> **Work required**
Report only the number of lines in this material that include "screenshot".

————

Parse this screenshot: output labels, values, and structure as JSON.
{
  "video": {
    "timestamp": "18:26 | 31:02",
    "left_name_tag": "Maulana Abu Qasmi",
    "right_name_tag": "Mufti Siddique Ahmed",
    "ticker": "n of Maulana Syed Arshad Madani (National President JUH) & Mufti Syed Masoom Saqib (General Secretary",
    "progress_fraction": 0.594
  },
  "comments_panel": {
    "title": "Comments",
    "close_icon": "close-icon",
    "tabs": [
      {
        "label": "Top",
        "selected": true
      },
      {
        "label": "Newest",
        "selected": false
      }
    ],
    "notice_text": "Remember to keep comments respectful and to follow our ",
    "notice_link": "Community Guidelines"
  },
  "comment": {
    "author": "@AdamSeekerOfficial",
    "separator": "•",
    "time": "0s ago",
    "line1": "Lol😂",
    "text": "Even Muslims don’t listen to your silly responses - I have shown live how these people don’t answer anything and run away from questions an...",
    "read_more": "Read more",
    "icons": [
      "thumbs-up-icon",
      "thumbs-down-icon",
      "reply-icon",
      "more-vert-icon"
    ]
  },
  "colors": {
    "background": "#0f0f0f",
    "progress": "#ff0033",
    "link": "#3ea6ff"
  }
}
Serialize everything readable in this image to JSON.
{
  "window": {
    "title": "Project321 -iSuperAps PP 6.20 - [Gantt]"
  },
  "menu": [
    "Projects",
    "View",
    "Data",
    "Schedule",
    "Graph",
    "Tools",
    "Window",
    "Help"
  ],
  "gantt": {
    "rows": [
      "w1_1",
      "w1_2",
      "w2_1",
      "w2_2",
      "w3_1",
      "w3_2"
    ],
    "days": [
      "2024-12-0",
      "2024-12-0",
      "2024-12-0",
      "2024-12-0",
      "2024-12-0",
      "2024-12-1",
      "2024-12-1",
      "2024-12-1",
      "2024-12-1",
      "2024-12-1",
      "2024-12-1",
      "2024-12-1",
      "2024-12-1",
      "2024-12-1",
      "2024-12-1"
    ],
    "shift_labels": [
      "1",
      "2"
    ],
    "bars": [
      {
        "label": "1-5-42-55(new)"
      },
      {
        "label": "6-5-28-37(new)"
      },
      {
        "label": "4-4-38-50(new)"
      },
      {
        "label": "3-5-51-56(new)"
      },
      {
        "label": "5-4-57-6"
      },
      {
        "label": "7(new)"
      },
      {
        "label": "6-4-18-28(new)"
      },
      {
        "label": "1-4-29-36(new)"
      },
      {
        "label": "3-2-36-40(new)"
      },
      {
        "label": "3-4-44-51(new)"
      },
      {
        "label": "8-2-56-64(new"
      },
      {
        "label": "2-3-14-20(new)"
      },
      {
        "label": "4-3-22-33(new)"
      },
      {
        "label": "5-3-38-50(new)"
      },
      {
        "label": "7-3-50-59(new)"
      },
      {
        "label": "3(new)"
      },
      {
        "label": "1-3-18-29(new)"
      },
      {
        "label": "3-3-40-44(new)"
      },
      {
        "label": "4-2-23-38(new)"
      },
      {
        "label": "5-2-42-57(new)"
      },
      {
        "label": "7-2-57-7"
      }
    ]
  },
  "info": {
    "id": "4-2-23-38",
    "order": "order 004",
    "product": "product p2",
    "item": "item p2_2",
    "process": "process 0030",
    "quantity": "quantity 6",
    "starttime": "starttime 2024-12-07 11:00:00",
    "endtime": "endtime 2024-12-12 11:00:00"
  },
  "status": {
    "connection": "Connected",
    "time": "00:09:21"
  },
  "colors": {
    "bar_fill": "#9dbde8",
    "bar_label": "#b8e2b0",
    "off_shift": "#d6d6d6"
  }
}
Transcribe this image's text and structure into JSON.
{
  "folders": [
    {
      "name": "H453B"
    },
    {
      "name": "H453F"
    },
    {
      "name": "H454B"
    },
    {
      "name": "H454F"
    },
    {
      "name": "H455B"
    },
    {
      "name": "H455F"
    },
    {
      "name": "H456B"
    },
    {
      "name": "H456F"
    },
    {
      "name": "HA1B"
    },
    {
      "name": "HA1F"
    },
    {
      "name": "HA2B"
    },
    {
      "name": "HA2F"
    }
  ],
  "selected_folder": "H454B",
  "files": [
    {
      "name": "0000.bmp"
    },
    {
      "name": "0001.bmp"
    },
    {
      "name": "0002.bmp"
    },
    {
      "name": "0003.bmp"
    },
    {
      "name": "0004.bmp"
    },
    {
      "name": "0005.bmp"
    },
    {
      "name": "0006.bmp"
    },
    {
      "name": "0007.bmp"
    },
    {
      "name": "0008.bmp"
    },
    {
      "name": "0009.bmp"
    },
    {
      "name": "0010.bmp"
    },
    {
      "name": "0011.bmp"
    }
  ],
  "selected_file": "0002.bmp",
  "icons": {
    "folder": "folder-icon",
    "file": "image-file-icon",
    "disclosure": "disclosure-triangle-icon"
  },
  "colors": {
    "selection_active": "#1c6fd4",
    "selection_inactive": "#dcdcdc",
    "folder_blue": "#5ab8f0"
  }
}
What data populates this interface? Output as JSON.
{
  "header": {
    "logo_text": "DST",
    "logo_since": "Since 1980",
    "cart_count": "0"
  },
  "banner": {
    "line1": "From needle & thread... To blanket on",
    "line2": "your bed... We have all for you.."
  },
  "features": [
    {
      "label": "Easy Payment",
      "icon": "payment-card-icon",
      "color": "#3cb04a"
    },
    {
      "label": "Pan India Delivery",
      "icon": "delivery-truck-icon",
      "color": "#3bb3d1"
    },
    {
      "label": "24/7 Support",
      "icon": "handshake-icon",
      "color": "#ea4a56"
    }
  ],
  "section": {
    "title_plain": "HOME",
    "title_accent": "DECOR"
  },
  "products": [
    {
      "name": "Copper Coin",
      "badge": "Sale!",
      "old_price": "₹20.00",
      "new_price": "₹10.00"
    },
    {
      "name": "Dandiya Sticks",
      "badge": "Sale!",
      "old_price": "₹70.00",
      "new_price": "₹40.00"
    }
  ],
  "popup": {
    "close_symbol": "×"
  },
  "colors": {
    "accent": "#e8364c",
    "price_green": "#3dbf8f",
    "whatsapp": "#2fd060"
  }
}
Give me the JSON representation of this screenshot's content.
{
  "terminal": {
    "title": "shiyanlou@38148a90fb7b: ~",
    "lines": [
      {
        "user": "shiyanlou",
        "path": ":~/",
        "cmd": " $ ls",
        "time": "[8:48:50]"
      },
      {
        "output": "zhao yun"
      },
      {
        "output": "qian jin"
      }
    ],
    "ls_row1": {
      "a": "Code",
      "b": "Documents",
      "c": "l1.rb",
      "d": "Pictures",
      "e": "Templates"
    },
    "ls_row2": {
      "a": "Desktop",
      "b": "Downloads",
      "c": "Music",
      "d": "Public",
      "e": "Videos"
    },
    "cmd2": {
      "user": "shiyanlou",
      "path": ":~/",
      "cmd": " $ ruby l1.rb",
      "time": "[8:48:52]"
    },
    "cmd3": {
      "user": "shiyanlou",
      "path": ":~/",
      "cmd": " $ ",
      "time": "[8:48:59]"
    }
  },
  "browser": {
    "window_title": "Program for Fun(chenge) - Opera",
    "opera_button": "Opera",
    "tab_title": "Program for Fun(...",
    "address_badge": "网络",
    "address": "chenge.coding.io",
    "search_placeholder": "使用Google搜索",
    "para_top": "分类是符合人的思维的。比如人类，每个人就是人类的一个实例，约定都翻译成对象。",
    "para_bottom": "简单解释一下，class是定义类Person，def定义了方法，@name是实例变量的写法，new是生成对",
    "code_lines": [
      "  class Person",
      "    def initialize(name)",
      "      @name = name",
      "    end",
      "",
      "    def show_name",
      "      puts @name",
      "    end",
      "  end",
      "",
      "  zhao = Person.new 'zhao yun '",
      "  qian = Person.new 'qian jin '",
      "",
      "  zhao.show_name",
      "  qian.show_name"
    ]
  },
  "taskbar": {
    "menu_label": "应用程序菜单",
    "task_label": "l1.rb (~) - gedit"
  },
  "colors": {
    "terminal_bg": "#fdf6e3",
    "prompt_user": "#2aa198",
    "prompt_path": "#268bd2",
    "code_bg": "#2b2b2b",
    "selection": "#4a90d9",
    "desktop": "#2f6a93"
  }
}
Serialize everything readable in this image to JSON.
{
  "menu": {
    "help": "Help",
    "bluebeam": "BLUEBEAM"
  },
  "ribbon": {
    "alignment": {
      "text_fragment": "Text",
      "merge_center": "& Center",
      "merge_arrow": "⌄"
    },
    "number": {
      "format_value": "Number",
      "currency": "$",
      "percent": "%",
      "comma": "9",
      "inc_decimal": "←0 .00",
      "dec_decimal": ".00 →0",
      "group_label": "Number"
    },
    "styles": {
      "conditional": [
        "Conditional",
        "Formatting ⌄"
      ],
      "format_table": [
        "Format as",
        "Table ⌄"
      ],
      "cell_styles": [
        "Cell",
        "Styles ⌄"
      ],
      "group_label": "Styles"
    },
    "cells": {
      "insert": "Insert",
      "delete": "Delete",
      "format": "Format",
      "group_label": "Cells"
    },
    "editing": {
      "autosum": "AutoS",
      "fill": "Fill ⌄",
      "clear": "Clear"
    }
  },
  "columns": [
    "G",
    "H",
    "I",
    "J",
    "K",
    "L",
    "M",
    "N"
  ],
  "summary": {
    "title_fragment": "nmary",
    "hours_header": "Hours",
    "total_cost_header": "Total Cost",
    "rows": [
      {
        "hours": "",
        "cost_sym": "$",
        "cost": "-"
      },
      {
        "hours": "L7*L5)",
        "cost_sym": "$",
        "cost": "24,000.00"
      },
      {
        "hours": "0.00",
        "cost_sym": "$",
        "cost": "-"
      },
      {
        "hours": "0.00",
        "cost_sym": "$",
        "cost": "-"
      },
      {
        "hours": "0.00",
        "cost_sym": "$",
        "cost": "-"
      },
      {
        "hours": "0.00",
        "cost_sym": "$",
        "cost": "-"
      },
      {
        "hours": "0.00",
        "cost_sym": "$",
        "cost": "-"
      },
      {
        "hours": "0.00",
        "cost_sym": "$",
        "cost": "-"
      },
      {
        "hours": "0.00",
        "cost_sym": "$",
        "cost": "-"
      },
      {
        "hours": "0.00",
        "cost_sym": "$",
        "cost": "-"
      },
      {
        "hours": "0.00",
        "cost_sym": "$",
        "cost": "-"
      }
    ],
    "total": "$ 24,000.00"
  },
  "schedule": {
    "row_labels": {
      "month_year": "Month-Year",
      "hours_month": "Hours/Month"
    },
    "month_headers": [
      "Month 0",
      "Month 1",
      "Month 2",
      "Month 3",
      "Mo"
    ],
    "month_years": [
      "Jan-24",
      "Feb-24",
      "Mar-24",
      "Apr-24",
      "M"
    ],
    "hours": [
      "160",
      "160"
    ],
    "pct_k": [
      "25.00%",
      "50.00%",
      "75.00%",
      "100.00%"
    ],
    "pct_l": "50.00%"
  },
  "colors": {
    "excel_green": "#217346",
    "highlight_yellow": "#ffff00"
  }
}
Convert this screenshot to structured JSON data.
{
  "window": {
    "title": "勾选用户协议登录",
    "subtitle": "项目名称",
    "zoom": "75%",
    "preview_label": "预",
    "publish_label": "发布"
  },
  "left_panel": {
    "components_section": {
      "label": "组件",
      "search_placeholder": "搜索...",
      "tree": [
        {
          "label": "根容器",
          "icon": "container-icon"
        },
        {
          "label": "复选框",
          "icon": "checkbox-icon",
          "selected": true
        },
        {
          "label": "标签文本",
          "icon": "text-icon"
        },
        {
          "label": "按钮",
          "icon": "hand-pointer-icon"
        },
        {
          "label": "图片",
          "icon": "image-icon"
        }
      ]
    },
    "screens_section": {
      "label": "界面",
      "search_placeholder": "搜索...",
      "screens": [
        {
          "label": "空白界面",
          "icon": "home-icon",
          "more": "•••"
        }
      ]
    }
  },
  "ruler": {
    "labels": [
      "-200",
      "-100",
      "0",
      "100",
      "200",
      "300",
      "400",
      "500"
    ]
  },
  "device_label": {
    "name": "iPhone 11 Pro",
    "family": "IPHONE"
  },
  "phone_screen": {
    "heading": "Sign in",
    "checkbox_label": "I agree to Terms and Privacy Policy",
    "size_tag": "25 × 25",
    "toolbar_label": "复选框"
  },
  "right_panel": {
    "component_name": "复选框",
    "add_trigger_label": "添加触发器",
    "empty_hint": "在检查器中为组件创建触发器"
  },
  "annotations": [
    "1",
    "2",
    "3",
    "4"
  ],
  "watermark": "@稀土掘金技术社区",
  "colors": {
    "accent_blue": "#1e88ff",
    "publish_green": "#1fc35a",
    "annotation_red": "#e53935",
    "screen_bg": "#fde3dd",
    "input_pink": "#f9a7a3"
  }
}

————

> **Final answer**
3